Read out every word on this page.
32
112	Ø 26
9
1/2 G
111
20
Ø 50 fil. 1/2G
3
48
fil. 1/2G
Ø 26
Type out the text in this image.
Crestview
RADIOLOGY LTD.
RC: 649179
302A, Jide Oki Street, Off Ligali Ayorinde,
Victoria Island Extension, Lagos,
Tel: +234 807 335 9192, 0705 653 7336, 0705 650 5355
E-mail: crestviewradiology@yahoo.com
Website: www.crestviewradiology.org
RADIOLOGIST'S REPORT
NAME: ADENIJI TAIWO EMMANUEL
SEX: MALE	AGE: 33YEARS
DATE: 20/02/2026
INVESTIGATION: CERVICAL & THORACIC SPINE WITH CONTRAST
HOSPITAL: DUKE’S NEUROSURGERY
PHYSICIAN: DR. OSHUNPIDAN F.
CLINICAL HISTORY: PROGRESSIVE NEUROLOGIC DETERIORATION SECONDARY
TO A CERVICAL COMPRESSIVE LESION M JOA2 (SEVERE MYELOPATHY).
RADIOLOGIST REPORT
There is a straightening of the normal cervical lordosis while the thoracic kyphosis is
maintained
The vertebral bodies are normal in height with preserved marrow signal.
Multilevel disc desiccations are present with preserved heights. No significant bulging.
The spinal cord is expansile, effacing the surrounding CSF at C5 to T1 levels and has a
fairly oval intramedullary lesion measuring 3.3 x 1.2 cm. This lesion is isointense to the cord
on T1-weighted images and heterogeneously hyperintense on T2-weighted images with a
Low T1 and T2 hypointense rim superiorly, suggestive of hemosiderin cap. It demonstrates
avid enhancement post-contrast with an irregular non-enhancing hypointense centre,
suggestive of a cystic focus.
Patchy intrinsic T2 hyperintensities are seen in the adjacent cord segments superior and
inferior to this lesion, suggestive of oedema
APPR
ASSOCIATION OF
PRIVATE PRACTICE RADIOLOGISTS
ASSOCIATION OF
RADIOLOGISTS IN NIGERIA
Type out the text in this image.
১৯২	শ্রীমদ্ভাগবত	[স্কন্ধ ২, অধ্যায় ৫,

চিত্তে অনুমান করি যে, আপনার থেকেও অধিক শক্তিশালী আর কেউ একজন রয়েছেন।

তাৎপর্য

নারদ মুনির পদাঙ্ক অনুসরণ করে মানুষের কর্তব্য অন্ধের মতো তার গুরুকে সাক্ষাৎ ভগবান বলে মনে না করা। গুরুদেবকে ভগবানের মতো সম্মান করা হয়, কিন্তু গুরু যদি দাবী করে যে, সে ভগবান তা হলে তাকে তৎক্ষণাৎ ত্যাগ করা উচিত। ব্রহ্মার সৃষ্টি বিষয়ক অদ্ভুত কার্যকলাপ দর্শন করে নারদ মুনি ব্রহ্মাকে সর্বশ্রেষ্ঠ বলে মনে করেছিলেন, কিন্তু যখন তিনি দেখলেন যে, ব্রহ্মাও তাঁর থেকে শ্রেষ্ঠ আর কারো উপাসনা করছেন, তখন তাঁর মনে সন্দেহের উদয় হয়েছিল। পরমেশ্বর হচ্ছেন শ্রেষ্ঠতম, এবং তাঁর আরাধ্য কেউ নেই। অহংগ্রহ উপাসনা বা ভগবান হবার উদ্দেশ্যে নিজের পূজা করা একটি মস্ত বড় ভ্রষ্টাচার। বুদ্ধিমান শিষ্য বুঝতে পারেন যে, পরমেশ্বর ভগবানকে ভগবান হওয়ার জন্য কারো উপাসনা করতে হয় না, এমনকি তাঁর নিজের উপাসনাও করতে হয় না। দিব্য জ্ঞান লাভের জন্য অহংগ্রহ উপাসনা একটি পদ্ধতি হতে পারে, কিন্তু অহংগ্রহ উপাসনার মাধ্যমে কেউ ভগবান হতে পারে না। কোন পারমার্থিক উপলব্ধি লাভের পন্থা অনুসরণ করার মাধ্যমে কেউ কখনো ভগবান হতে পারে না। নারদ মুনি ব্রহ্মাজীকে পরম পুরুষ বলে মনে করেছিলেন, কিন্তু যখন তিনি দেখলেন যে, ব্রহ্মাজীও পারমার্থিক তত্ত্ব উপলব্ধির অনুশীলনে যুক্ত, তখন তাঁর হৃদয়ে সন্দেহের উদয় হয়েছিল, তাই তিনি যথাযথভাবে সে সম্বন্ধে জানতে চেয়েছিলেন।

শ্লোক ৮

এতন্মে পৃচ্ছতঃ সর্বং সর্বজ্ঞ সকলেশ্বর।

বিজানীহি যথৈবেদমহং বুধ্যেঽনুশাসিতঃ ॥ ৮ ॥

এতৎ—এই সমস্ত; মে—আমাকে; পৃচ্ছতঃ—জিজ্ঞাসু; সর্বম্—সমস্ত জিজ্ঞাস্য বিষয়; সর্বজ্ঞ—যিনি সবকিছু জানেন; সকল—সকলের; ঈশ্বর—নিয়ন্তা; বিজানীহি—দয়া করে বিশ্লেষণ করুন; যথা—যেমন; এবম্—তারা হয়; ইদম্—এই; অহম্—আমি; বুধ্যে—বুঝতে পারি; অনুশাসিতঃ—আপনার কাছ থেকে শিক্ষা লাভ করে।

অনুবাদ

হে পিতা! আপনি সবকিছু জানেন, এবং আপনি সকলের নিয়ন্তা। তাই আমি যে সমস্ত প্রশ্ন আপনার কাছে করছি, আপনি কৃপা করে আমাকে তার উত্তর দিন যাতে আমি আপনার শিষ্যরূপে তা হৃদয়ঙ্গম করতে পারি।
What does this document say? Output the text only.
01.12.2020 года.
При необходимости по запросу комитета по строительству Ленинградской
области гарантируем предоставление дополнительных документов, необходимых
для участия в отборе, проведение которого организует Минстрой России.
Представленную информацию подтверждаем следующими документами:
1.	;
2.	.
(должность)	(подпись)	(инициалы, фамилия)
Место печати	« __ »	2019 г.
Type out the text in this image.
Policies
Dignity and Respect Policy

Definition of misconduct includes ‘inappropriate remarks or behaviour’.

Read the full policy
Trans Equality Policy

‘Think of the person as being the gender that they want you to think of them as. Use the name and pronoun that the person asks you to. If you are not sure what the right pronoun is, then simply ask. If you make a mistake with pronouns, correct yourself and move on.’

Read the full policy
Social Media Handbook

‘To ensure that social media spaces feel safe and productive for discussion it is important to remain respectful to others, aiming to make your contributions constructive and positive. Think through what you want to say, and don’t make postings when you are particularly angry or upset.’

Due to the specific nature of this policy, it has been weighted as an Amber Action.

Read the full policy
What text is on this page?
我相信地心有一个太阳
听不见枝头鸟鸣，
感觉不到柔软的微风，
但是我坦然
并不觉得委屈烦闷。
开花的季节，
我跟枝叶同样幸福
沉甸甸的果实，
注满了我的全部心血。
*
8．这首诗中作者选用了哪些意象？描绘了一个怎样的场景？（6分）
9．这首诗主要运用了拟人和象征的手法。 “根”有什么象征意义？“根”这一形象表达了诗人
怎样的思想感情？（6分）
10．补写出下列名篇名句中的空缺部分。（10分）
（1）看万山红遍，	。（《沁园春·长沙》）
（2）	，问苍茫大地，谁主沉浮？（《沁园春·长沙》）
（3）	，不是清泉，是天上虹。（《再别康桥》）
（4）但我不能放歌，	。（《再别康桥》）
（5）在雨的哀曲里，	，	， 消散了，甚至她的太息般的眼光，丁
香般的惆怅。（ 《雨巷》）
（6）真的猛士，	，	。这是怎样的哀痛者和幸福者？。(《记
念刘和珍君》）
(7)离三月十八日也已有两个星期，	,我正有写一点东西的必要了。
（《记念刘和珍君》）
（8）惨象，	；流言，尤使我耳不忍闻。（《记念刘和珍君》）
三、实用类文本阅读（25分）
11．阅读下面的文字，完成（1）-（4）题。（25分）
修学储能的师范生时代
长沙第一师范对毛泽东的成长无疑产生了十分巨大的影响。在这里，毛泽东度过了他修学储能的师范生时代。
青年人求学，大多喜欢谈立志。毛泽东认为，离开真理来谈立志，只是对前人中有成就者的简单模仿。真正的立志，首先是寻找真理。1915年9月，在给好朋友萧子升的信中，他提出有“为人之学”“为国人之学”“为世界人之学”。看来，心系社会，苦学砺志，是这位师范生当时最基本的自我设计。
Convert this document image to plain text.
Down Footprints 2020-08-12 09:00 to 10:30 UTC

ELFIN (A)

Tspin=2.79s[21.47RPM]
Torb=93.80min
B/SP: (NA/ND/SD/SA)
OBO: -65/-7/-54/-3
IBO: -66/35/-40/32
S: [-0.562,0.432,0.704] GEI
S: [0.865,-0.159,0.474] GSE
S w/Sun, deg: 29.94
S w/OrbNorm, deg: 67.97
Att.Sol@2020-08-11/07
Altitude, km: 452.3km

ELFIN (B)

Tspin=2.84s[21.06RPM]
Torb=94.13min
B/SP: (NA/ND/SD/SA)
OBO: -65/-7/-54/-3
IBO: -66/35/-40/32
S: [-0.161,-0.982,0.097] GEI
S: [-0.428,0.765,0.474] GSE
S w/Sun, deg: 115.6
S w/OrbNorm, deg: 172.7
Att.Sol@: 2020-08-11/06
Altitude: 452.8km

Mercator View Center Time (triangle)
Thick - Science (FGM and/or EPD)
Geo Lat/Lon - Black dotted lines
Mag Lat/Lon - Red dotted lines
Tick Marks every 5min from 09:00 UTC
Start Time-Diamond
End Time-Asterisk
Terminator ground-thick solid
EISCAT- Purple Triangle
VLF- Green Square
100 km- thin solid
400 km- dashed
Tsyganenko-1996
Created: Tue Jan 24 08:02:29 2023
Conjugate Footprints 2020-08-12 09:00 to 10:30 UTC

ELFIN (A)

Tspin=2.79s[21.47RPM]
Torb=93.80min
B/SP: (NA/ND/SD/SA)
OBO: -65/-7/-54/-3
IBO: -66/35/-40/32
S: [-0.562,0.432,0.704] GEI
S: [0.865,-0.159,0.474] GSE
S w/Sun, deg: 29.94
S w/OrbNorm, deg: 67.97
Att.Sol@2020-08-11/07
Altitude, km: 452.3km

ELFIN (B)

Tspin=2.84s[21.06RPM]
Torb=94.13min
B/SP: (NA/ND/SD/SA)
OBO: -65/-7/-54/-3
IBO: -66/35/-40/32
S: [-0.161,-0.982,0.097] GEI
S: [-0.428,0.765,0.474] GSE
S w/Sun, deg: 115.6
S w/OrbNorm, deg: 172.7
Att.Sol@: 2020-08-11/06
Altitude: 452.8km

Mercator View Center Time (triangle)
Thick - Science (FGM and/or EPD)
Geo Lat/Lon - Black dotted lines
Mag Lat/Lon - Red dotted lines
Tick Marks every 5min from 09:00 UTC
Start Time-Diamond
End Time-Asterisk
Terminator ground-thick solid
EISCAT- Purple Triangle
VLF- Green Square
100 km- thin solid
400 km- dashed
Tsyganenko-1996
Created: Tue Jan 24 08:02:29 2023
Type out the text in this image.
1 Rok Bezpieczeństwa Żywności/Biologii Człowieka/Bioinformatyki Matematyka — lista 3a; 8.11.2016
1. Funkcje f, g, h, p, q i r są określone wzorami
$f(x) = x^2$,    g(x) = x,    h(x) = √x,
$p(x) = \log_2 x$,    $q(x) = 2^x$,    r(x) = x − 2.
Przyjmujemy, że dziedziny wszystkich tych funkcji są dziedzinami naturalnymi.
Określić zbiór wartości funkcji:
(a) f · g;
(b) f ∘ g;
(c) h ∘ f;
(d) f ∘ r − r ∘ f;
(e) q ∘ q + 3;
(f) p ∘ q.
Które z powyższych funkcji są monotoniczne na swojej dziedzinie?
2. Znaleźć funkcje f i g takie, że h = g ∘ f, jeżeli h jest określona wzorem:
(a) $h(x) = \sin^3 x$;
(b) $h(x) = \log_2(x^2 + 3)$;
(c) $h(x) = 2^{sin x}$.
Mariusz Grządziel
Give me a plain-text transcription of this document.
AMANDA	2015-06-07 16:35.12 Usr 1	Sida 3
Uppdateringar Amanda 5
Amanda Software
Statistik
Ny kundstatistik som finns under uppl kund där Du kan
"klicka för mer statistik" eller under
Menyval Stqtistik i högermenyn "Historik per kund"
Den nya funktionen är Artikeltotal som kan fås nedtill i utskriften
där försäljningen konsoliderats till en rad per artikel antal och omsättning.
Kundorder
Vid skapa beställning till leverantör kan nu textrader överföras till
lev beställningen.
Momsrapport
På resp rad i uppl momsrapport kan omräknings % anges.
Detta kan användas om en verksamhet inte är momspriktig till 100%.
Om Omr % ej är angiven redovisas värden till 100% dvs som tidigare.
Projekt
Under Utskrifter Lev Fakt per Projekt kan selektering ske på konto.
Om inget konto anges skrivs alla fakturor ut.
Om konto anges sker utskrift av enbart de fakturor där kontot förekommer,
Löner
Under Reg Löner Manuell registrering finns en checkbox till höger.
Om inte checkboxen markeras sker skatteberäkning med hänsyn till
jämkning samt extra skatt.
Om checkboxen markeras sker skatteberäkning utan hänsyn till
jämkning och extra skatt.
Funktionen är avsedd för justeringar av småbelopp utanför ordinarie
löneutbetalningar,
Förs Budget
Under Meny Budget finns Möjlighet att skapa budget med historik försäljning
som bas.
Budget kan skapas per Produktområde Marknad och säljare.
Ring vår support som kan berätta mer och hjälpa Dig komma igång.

- - - - - - -

• To be done: Pick out and copy every line that contains the word "cord".

• Task solution:
The spinal cord is expansile, effacing the surrounding CSF at C5 to T1 levels and has a
fairly oval intramedullary lesion measuring 3.3 x 1.2 cm. This lesion is isointense to the cord
Patchy intrinsic T2 hyperintensities are seen in the adjacent cord segments superior and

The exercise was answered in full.